◆ **Exercise task**: Every record below should be transcribed exactly. Omit the images.
========================================
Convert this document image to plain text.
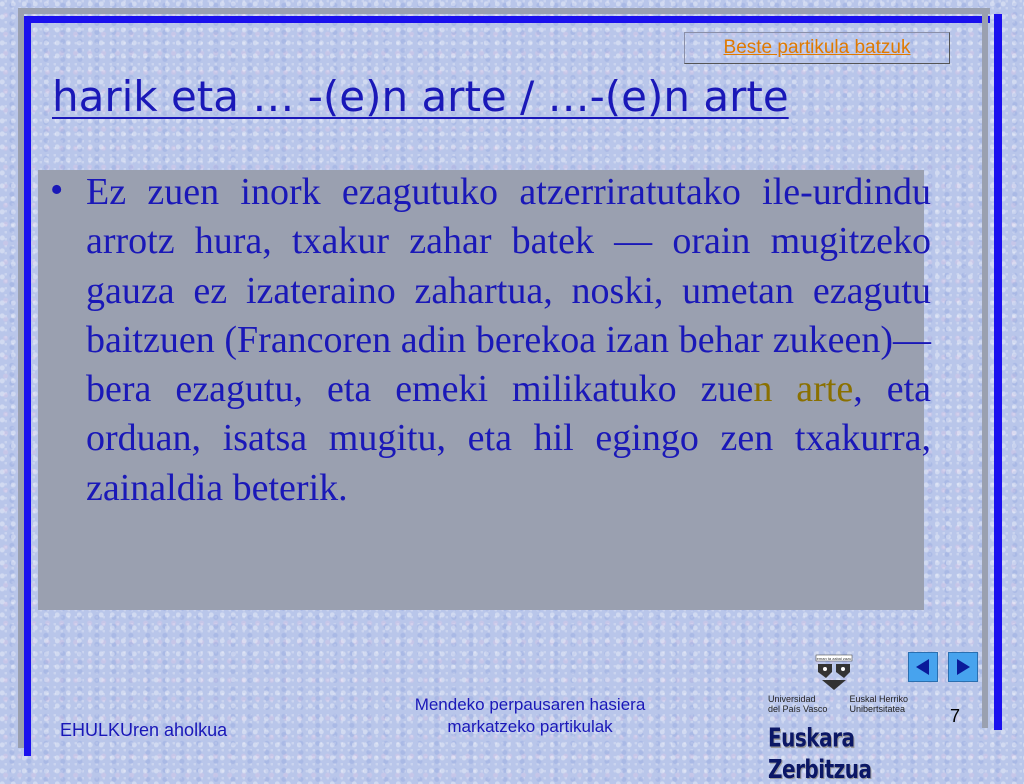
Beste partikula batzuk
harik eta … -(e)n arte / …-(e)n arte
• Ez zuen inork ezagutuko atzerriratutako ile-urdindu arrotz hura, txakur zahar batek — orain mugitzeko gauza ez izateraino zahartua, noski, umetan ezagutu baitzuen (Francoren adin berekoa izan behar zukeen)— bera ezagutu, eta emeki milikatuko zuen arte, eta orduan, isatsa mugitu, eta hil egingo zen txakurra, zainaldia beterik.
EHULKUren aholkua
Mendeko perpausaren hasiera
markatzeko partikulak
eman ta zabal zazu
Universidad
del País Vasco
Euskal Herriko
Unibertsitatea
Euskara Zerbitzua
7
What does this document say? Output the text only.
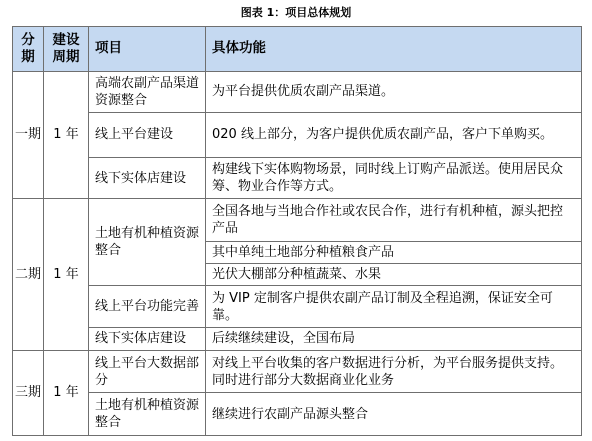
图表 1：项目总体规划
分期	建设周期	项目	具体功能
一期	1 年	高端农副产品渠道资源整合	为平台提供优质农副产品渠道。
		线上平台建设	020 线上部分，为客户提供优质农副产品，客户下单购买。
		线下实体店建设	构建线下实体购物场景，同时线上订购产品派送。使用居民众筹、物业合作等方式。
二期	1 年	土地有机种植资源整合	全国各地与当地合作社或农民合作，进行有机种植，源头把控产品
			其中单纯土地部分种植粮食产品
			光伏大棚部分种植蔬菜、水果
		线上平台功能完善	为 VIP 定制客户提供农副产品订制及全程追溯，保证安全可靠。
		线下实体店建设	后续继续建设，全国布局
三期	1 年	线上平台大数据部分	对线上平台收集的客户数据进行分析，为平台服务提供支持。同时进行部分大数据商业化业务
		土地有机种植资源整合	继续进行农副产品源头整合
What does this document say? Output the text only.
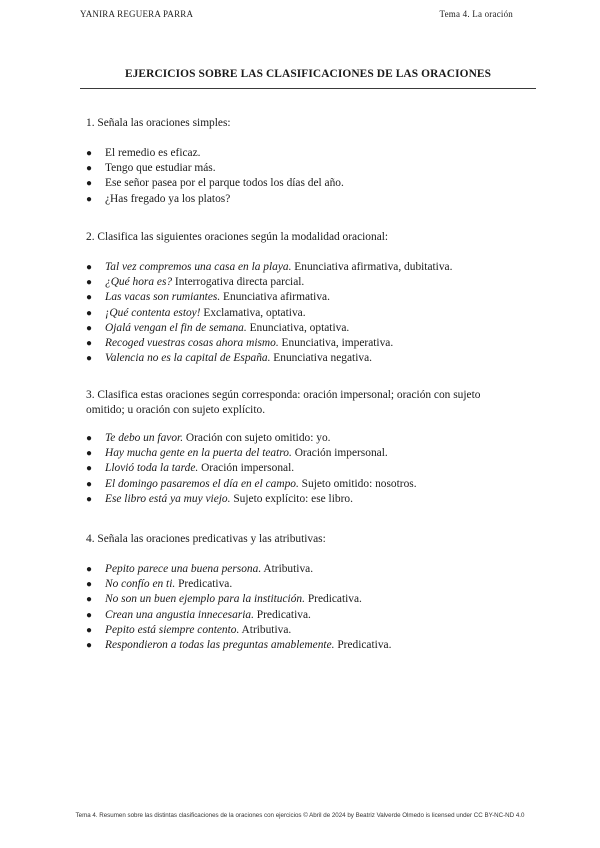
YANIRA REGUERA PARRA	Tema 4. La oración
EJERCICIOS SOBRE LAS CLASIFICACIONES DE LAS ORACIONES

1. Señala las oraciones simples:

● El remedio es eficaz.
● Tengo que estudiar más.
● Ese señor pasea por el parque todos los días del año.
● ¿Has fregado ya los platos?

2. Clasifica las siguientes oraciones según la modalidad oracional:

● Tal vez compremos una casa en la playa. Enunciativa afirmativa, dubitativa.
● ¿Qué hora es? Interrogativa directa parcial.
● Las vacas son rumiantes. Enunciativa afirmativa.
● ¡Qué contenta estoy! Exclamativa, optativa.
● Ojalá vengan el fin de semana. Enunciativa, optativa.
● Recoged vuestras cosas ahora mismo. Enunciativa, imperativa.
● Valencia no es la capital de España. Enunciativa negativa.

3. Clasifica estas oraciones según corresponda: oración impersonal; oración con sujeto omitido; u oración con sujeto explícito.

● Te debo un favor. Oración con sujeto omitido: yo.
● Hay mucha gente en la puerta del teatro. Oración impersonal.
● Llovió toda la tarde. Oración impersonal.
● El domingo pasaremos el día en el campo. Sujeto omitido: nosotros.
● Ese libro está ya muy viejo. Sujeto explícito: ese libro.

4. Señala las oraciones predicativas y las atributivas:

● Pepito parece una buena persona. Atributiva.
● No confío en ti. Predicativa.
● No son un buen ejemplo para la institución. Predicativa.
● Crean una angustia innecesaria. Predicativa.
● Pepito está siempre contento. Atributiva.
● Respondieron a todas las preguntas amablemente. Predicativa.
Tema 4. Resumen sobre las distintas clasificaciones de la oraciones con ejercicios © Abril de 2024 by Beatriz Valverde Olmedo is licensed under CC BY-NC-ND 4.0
========================================
◆ **Answer in full**:
Convert this document image to plain text.
Beste partikula batzuk
harik eta … -(e)n arte / …-(e)n arte
• Ez zuen inork ezagutuko atzerriratutako ile-urdindu arrotz hura, txakur zahar batek — orain mugitzeko gauza ez izateraino zahartua, noski, umetan ezagutu baitzuen (Francoren adin berekoa izan behar zukeen)— bera ezagutu, eta emeki milikatuko zuen arte, eta orduan, isatsa mugitu, eta hil egingo zen txakurra, zainaldia beterik.
EHULKUren aholkua
Mendeko perpausaren hasiera
markatzeko partikulak
eman ta zabal zazu
Universidad
del País Vasco
Euskal Herriko
Unibertsitatea
Euskara Zerbitzua
7
What does this document say? Output the text only.
图表 1：项目总体规划
分期	建设周期	项目	具体功能
一期	1 年	高端农副产品渠道资源整合	为平台提供优质农副产品渠道。
		线上平台建设	020 线上部分，为客户提供优质农副产品，客户下单购买。
		线下实体店建设	构建线下实体购物场景，同时线上订购产品派送。使用居民众筹、物业合作等方式。
二期	1 年	土地有机种植资源整合	全国各地与当地合作社或农民合作，进行有机种植，源头把控产品
			其中单纯土地部分种植粮食产品
			光伏大棚部分种植蔬菜、水果
		线上平台功能完善	为 VIP 定制客户提供农副产品订制及全程追溯，保证安全可靠。
		线下实体店建设	后续继续建设，全国布局
三期	1 年	线上平台大数据部分	对线上平台收集的客户数据进行分析，为平台服务提供支持。同时进行部分大数据商业化业务
		土地有机种植资源整合	继续进行农副产品源头整合
What does this document say? Output the text only.
YANIRA REGUERA PARRA	Tema 4. La oración
EJERCICIOS SOBRE LAS CLASIFICACIONES DE LAS ORACIONES

1. Señala las oraciones simples:

● El remedio es eficaz.
● Tengo que estudiar más.
● Ese señor pasea por el parque todos los días del año.
● ¿Has fregado ya los platos?

2. Clasifica las siguientes oraciones según la modalidad oracional:

● Tal vez compremos una casa en la playa. Enunciativa afirmativa, dubitativa.
● ¿Qué hora es? Interrogativa directa parcial.
● Las vacas son rumiantes. Enunciativa afirmativa.
● ¡Qué contenta estoy! Exclamativa, optativa.
● Ojalá vengan el fin de semana. Enunciativa, optativa.
● Recoged vuestras cosas ahora mismo. Enunciativa, imperativa.
● Valencia no es la capital de España. Enunciativa negativa.

3. Clasifica estas oraciones según corresponda: oración impersonal; oración con sujeto omitido; u oración con sujeto explícito.

● Te debo un favor. Oración con sujeto omitido: yo.
● Hay mucha gente en la puerta del teatro. Oración impersonal.
● Llovió toda la tarde. Oración impersonal.
● El domingo pasaremos el día en el campo. Sujeto omitido: nosotros.
● Ese libro está ya muy viejo. Sujeto explícito: ese libro.

4. Señala las oraciones predicativas y las atributivas:

● Pepito parece una buena persona. Atributiva.
● No confío en ti. Predicativa.
● No son un buen ejemplo para la institución. Predicativa.
● Crean una angustia innecesaria. Predicativa.
● Pepito está siempre contento. Atributiva.
● Respondieron a todas las preguntas amablemente. Predicativa.
Tema 4. Resumen sobre las distintas clasificaciones de la oraciones con ejercicios © Abril de 2024 by Beatriz Valverde Olmedo is licensed under CC BY-NC-ND 4.0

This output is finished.